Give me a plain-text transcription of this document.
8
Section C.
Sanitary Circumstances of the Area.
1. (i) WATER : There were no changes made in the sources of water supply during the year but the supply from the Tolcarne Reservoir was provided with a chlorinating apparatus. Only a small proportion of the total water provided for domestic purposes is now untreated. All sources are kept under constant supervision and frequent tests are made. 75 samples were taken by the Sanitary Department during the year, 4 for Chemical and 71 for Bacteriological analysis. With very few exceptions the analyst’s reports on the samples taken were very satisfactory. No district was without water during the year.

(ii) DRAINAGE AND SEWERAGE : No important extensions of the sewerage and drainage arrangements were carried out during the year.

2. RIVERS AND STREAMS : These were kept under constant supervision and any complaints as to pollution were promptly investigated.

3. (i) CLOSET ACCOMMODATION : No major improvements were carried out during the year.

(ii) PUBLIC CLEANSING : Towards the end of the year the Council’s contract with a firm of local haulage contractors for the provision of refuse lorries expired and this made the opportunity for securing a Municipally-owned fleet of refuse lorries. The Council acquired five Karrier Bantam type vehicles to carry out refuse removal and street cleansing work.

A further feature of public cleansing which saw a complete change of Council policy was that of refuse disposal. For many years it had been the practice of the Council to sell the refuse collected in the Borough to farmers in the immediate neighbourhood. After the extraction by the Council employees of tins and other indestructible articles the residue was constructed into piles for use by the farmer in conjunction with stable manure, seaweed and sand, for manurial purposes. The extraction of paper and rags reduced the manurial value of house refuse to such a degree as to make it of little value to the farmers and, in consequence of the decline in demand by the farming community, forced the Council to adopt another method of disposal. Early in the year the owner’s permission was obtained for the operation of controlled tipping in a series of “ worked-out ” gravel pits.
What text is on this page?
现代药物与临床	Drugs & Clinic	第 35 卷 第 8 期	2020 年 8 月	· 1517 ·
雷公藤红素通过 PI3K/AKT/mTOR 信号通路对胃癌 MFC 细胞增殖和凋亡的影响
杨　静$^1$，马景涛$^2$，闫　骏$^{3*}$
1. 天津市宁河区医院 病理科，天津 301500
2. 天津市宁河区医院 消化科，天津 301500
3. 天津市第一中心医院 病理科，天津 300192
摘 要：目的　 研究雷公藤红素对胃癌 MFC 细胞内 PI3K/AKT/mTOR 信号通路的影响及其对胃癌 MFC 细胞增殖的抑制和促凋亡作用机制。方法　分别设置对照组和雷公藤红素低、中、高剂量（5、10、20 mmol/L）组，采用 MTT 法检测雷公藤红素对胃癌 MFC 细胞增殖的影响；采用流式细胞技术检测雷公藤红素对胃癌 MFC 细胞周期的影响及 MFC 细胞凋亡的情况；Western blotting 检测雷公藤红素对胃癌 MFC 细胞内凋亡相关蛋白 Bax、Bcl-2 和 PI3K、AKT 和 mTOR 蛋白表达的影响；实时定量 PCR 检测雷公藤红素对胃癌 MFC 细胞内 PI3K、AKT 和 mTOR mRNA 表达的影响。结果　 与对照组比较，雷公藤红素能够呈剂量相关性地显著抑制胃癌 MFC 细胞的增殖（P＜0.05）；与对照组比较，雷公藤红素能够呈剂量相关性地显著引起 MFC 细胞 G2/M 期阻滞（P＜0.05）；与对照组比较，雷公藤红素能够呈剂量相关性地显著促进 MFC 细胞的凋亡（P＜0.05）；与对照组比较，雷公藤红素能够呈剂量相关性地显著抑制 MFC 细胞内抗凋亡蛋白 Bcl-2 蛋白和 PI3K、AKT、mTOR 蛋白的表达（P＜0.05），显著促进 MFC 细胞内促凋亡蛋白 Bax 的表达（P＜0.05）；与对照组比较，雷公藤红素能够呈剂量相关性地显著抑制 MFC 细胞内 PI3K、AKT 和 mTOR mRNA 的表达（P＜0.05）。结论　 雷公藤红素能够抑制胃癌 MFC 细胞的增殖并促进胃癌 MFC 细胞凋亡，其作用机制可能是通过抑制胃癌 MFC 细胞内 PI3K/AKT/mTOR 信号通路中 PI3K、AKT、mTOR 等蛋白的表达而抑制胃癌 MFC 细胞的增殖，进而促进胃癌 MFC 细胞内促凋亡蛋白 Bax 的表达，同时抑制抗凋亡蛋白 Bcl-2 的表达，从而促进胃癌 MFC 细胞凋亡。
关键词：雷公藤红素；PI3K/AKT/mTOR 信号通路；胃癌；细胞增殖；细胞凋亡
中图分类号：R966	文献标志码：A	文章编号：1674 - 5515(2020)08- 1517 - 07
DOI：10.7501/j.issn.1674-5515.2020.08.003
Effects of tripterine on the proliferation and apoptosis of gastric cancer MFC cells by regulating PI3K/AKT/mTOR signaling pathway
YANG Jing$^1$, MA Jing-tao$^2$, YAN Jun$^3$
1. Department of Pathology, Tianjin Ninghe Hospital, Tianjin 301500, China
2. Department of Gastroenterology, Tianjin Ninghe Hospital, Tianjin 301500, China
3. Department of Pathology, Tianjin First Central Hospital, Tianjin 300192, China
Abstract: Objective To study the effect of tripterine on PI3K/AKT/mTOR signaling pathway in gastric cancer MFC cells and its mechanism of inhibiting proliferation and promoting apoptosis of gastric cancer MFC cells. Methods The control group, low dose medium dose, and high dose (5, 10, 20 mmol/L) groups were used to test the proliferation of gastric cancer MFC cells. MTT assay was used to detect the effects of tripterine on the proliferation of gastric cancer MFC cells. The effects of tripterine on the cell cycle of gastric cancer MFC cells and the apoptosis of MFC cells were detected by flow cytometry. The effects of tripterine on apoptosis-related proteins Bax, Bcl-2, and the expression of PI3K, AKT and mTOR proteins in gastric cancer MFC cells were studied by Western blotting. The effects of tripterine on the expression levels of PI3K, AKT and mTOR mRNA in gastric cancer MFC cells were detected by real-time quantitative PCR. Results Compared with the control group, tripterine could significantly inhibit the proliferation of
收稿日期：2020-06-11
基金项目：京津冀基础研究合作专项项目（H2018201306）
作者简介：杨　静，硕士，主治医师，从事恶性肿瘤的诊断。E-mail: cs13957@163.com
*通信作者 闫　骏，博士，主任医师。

* * * * *

* _Activity_
Scan the data above. Return every line with "supervision" in it.

* _Result for this task_
1. (i) WATER : There were no changes made in the sources of water supply during the year but the supply from the Tolcarne Reservoir was provided with a chlorinating apparatus. Only a small proportion of the total water provided for domestic purposes is now untreated. All sources are kept under constant supervision and frequent tests are made. 75 samples were taken by the Sanitary Department during the year, 4 for Chemical and 71 for Bacteriological analysis. With very few exceptions the analyst’s reports on the samples taken were very satisfactory. No district was without water during the year.
2. RIVERS AND STREAMS : These were kept under constant supervision and any complaints as to pollution were promptly investigated.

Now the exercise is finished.